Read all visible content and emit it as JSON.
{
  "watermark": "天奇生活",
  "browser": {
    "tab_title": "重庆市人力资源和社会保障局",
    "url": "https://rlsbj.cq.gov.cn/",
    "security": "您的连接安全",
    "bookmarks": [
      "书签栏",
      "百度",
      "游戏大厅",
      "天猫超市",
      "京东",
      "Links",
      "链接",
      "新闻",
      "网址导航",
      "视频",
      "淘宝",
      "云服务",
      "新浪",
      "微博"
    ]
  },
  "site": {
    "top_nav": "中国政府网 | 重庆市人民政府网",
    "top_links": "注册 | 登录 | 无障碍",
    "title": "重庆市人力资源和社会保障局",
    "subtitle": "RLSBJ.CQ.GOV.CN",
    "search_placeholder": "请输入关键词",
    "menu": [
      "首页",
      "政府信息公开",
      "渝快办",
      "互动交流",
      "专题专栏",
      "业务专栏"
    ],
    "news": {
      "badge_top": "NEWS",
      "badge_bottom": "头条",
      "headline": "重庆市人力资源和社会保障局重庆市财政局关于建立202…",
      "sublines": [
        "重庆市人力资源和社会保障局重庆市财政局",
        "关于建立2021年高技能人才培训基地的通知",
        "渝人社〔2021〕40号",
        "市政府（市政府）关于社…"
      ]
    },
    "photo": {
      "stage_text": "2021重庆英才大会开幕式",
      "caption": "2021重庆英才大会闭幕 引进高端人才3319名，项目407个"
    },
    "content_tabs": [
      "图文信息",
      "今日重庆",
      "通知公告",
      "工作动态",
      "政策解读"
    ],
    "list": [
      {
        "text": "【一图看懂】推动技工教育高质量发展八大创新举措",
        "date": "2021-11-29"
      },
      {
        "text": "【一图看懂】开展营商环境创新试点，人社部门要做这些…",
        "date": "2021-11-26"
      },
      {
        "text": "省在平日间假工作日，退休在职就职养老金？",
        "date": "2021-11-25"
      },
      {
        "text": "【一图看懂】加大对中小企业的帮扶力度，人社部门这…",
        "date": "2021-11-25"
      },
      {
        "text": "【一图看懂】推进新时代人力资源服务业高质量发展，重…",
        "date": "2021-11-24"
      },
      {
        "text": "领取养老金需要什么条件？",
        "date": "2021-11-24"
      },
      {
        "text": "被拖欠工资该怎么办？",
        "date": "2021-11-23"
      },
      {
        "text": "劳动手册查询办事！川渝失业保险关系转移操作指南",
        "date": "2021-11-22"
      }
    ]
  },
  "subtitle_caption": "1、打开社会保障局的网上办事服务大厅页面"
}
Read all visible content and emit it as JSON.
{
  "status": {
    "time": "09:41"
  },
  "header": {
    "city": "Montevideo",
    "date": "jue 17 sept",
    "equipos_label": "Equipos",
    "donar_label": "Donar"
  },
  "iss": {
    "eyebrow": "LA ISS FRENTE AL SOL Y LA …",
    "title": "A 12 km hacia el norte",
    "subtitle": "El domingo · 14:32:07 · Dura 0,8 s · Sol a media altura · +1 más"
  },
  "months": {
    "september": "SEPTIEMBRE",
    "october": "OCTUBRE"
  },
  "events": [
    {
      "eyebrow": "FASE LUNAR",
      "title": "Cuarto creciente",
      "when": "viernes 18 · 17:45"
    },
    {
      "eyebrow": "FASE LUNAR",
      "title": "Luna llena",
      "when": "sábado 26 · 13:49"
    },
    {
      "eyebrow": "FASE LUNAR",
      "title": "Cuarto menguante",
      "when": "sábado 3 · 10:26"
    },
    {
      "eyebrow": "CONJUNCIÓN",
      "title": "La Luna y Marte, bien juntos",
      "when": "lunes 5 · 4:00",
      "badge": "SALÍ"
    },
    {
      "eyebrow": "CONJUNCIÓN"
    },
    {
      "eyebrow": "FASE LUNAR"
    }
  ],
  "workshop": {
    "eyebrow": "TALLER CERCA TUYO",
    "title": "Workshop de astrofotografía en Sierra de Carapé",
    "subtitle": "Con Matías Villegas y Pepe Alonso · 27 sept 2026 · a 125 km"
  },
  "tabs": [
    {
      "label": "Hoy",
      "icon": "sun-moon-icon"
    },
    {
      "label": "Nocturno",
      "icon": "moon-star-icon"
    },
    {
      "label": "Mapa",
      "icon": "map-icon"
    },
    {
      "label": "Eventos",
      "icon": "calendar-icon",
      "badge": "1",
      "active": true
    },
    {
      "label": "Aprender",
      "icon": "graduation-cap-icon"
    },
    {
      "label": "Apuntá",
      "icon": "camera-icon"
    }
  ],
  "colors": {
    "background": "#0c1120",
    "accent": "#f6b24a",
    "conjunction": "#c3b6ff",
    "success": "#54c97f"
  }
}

**Problem statement:** Show the data once more, exactly as it was written.

**Result for this exercise:**
Read all visible content and emit it as JSON.
{
  "watermark": "天奇生活",
  "browser": {
    "tab_title": "重庆市人力资源和社会保障局",
    "url": "https://rlsbj.cq.gov.cn/",
    "security": "您的连接安全",
    "bookmarks": [
      "书签栏",
      "百度",
      "游戏大厅",
      "天猫超市",
      "京东",
      "Links",
      "链接",
      "新闻",
      "网址导航",
      "视频",
      "淘宝",
      "云服务",
      "新浪",
      "微博"
    ]
  },
  "site": {
    "top_nav": "中国政府网 | 重庆市人民政府网",
    "top_links": "注册 | 登录 | 无障碍",
    "title": "重庆市人力资源和社会保障局",
    "subtitle": "RLSBJ.CQ.GOV.CN",
    "search_placeholder": "请输入关键词",
    "menu": [
      "首页",
      "政府信息公开",
      "渝快办",
      "互动交流",
      "专题专栏",
      "业务专栏"
    ],
    "news": {
      "badge_top": "NEWS",
      "badge_bottom": "头条",
      "headline": "重庆市人力资源和社会保障局重庆市财政局关于建立202…",
      "sublines": [
        "重庆市人力资源和社会保障局重庆市财政局",
        "关于建立2021年高技能人才培训基地的通知",
        "渝人社〔2021〕40号",
        "市政府（市政府）关于社…"
      ]
    },
    "photo": {
      "stage_text": "2021重庆英才大会开幕式",
      "caption": "2021重庆英才大会闭幕 引进高端人才3319名，项目407个"
    },
    "content_tabs": [
      "图文信息",
      "今日重庆",
      "通知公告",
      "工作动态",
      "政策解读"
    ],
    "list": [
      {
        "text": "【一图看懂】推动技工教育高质量发展八大创新举措",
        "date": "2021-11-29"
      },
      {
        "text": "【一图看懂】开展营商环境创新试点，人社部门要做这些…",
        "date": "2021-11-26"
      },
      {
        "text": "省在平日间假工作日，退休在职就职养老金？",
        "date": "2021-11-25"
      },
      {
        "text": "【一图看懂】加大对中小企业的帮扶力度，人社部门这…",
        "date": "2021-11-25"
      },
      {
        "text": "【一图看懂】推进新时代人力资源服务业高质量发展，重…",
        "date": "2021-11-24"
      },
      {
        "text": "领取养老金需要什么条件？",
        "date": "2021-11-24"
      },
      {
        "text": "被拖欠工资该怎么办？",
        "date": "2021-11-23"
      },
      {
        "text": "劳动手册查询办事！川渝失业保险关系转移操作指南",
        "date": "2021-11-22"
      }
    ]
  },
  "subtitle_caption": "1、打开社会保障局的网上办事服务大厅页面"
}
Read all visible content and emit it as JSON.
{
  "status": {
    "time": "09:41"
  },
  "header": {
    "city": "Montevideo",
    "date": "jue 17 sept",
    "equipos_label": "Equipos",
    "donar_label": "Donar"
  },
  "iss": {
    "eyebrow": "LA ISS FRENTE AL SOL Y LA …",
    "title": "A 12 km hacia el norte",
    "subtitle": "El domingo · 14:32:07 · Dura 0,8 s · Sol a media altura · +1 más"
  },
  "months": {
    "september": "SEPTIEMBRE",
    "october": "OCTUBRE"
  },
  "events": [
    {
      "eyebrow": "FASE LUNAR",
      "title": "Cuarto creciente",
      "when": "viernes 18 · 17:45"
    },
    {
      "eyebrow": "FASE LUNAR",
      "title": "Luna llena",
      "when": "sábado 26 · 13:49"
    },
    {
      "eyebrow": "FASE LUNAR",
      "title": "Cuarto menguante",
      "when": "sábado 3 · 10:26"
    },
    {
      "eyebrow": "CONJUNCIÓN",
      "title": "La Luna y Marte, bien juntos",
      "when": "lunes 5 · 4:00",
      "badge": "SALÍ"
    },
    {
      "eyebrow": "CONJUNCIÓN"
    },
    {
      "eyebrow": "FASE LUNAR"
    }
  ],
  "workshop": {
    "eyebrow": "TALLER CERCA TUYO",
    "title": "Workshop de astrofotografía en Sierra de Carapé",
    "subtitle": "Con Matías Villegas y Pepe Alonso · 27 sept 2026 · a 125 km"
  },
  "tabs": [
    {
      "label": "Hoy",
      "icon": "sun-moon-icon"
    },
    {
      "label": "Nocturno",
      "icon": "moon-star-icon"
    },
    {
      "label": "Mapa",
      "icon": "map-icon"
    },
    {
      "label": "Eventos",
      "icon": "calendar-icon",
      "badge": "1",
      "active": true
    },
    {
      "label": "Aprender",
      "icon": "graduation-cap-icon"
    },
    {
      "label": "Apuntá",
      "icon": "camera-icon"
    }
  ],
  "colors": {
    "background": "#0c1120",
    "accent": "#f6b24a",
    "conjunction": "#c3b6ff",
    "success": "#54c97f"
  }
}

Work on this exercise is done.